NONQUALIFIED STOCK OPTION AGREEMENT

Contract Categories: Business Finance - Stock Agreements
EX-4.2 2 dex42.htm FORM OF STOCK OPTION AGMT- HOLLYWOOD PARK 1996 SOP Form of Stock Option Agmt- Hollywood Park 1996 SOP

Exhibit 4.2

 

NONQUALIFIED STOCK OPTION AGREEMENT

 

This NONQUALIFIED STOCK OPTION AGREEMENT is made as of the      day of             , 2001, between PINNACLE ENTERTAINMENT, INC., a Delaware corporation (the “Company”), and                      (“Optionee”). All capitalized terms not specifically defined herein shall have the meanings set forth in the Company’s 1996 Stock Option Plan (the “Plan”).

Requirements: Please condense the paragraph of the stock option agreement that begins "This NONQUALIFIED STOCK OPTION AGREEMENT is made" into a short list, keeping its main facts.

Dataset:

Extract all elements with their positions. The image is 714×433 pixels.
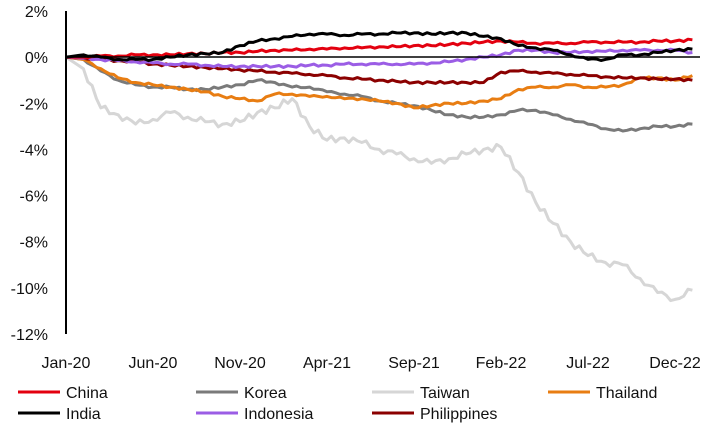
series-line-china [66,37,693,60]
series-lines [65,30,693,303]
legend-item-india: India [18,406,101,423]
y-axis-tick-labels: 2% 0% -2% -4% -6% -8% -10% -12% [11,4,48,344]
series-line-taiwan [65,55,693,303]
legend-item-thailand: Thailand [548,385,657,402]
series-line-korea [65,55,693,133]
legend-item-philippines: Philippines [372,406,497,423]
y-tick-label: -6% [20,189,48,206]
x-tick-label: Sep-21 [388,355,440,372]
legend-label: China [66,385,108,402]
y-tick-label: 0% [25,50,48,67]
legend-label: Taiwan [420,385,470,402]
series-line-indonesia [65,47,693,69]
series-line-thailand [65,55,693,110]
legend-label: Indonesia [244,406,313,423]
x-axis-tick-labels: Jan-20 Jun-20 Nov-20 Apr-21 Sep-21 Feb-22 Jul-… [42,355,701,372]
y-tick-label: -8% [20,235,48,252]
legend-item-indonesia: Indonesia [196,406,313,423]
x-tick-label: Jul-22 [566,355,610,372]
y-tick-label: -2% [20,96,48,113]
legend-label: Korea [244,385,287,402]
x-tick-label: Feb-22 [476,355,527,372]
legend-label: Philippines [420,406,497,423]
x-tick-label: Apr-21 [303,355,351,372]
legend-item-taiwan: Taiwan [372,385,470,402]
y-tick-label: -4% [20,142,48,159]
y-tick-label: 2% [25,4,48,21]
x-tick-label: Jun-20 [129,355,178,372]
y-tick-label: -10% [11,281,48,298]
x-tick-label: Nov-20 [214,355,266,372]
x-tick-label: Dec-22 [649,355,701,372]
legend-item-china: China [18,385,108,402]
x-tick-label: Jan-20 [42,355,91,372]
legend-label: Thailand [596,385,657,402]
legend-label: India [66,406,101,423]
legend: China Korea Taiwan Thailand India Indonesia Ph… [18,385,657,423]
legend-item-korea: Korea [196,385,287,402]
y-tick-label: -12% [11,327,48,344]
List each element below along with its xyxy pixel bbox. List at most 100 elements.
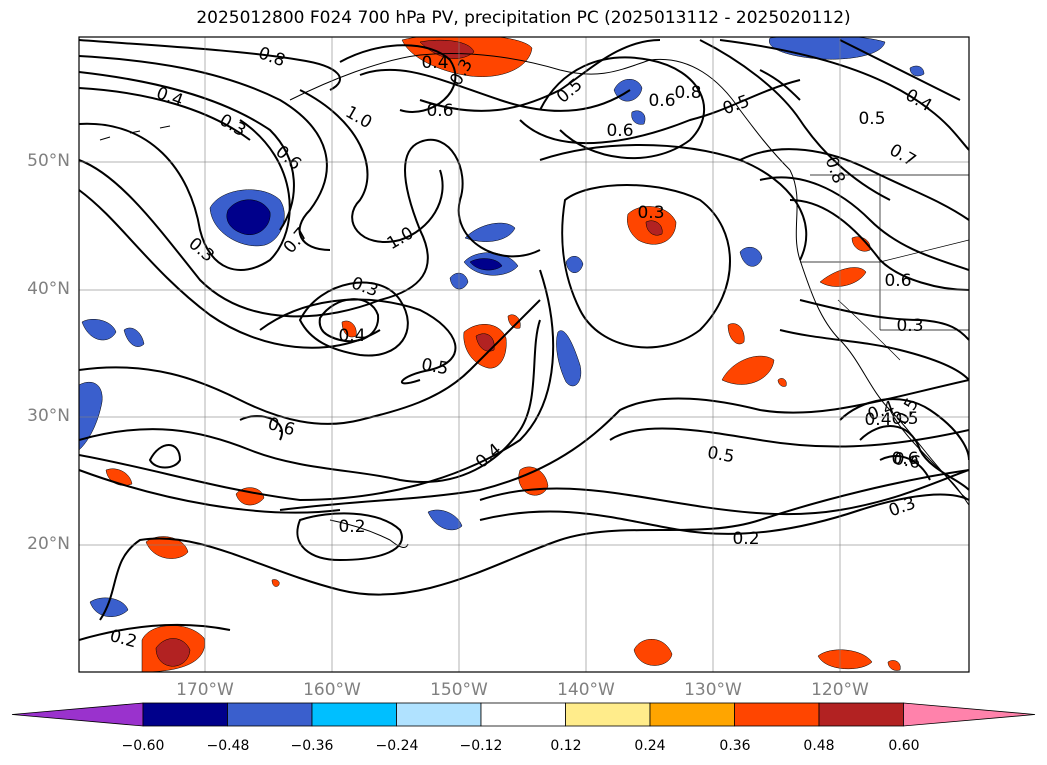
pv-contour <box>759 176 969 271</box>
lon-label-160w: 160°W <box>303 680 361 700</box>
pv-contour <box>779 329 969 381</box>
map-background <box>79 37 969 672</box>
colorbar-tick-label: −0.24 <box>375 738 419 754</box>
precip-blob-neg <box>123 327 145 347</box>
pv-contour <box>609 427 969 448</box>
pv-contour <box>79 39 341 91</box>
pv-contour <box>79 138 541 318</box>
contour-label: 0.2 <box>732 529 759 549</box>
precip-blob-neg <box>226 199 271 236</box>
colorbar <box>11 702 1036 727</box>
lon-label-120w: 120°W <box>811 680 869 700</box>
lat-label-20n: 20°N <box>27 534 70 554</box>
pv-contour <box>79 87 251 141</box>
coastline-hawaii <box>329 519 409 548</box>
lat-label-50n: 50°N <box>27 151 70 171</box>
pv-contour <box>839 398 969 461</box>
colorbar-tick-label: 0.48 <box>803 738 835 754</box>
precip-blob-pos <box>507 314 521 329</box>
contour-label: 0.6 <box>606 121 633 141</box>
pv-contour <box>239 415 283 441</box>
precip-blob-pos <box>777 378 787 387</box>
precip-blob-pos <box>727 323 745 345</box>
colorbar-segment <box>396 702 482 727</box>
pv-contour <box>298 281 409 357</box>
pv-contour <box>479 493 969 535</box>
pv-contour <box>259 298 457 385</box>
precip-blob-pos <box>645 220 663 236</box>
pv-contour <box>539 56 706 160</box>
colorbar-segment <box>734 702 820 727</box>
precip-blob-pos <box>145 536 189 559</box>
colorbar-tick-label: 0.24 <box>634 738 666 754</box>
pv-contour <box>79 319 541 483</box>
pv-contour <box>419 39 661 112</box>
contour-label: 0.3 <box>896 316 923 336</box>
pv-contour <box>299 89 444 243</box>
coastline-aleutians <box>99 125 171 141</box>
gridlines <box>79 37 969 672</box>
pv-contour <box>699 39 891 201</box>
contour-label: 0.5 <box>891 409 918 429</box>
pv-contour <box>339 44 457 113</box>
contour-label: 0.6 <box>891 449 918 469</box>
colorbar-tick-label: 0.60 <box>888 738 920 754</box>
pv-contour <box>79 269 555 502</box>
colorbar-tick-label: 0.36 <box>719 738 751 754</box>
pv-contour <box>279 379 969 511</box>
precip-blob-pos <box>235 487 265 506</box>
pv-contour <box>519 79 801 145</box>
contour-label: 0.6 <box>892 449 922 473</box>
precip-blob-pos <box>887 660 901 671</box>
contour-label: 0.6 <box>426 101 453 121</box>
contour-label: 0.4 <box>864 410 891 430</box>
contour-label: 0.6 <box>884 271 911 291</box>
map-frame <box>78 36 970 673</box>
precip-blob-neg <box>739 246 763 267</box>
colorbar-tick-label: −0.48 <box>206 738 250 754</box>
colorbar-segment <box>311 702 397 727</box>
pv-contour <box>79 55 331 251</box>
precip-blob-neg <box>89 597 129 617</box>
pv-contour <box>359 68 631 112</box>
precip-negative-shading <box>79 37 925 617</box>
precip-blob-pos <box>271 579 280 587</box>
precip-blob-pos <box>817 649 873 670</box>
precip-blob-neg <box>556 330 582 387</box>
pv-contour <box>79 119 291 271</box>
colorbar-segment <box>227 702 313 727</box>
contour-label: 0.4 <box>421 53 448 73</box>
colorbar-segment <box>480 702 566 727</box>
contour-label: 0.5 <box>706 443 736 467</box>
colorbar-segment <box>142 702 228 727</box>
pv-contour <box>479 469 969 516</box>
precip-blob-pos <box>721 355 775 385</box>
precip-blob-neg <box>631 110 646 125</box>
precip-blob-neg <box>469 258 503 271</box>
coastline-north-america <box>789 169 969 506</box>
lon-label-170w: 170°W <box>176 680 234 700</box>
precip-blob-pos <box>341 320 357 338</box>
pv-contour <box>539 144 808 261</box>
coastline-alaska <box>289 53 791 171</box>
precip-blob-neg <box>81 319 117 341</box>
pv-contour <box>99 469 969 621</box>
coastline-baja <box>889 409 969 501</box>
colorbar-extend-max <box>903 702 1036 727</box>
precip-blob-neg <box>909 65 925 77</box>
contour-label: 0.8 <box>674 83 701 103</box>
colorbar-tick-label: −0.36 <box>290 738 334 754</box>
colorbar-tick-label: −0.12 <box>459 738 503 754</box>
precip-blob-neg <box>427 509 463 531</box>
pv-contour <box>79 623 231 641</box>
precip-blob-pos <box>819 267 867 287</box>
colorbar-tick-label: −0.60 <box>121 738 165 754</box>
pv-contour <box>296 512 403 562</box>
pv-contour <box>739 148 969 221</box>
lon-label-140w: 140°W <box>557 680 615 700</box>
precip-blob-pos <box>155 638 191 667</box>
contour-label: 0.4 <box>338 326 365 346</box>
pv-contour <box>148 444 182 469</box>
precip-blob-neg <box>79 381 103 451</box>
pv-contour <box>879 455 931 481</box>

Response:
- Agreement: Nonqualified Stock Option Agreement, dated 2001 (day and month left blank)
- Parties: Pinnacle Entertainment, Inc., a Delaware corporation (the "Company"), and the "Optionee" (name left blank)
- Definitions: capitalized terms not defined in the agreement take their meanings from the Company's 1996 Stock Option Plan (the "Plan")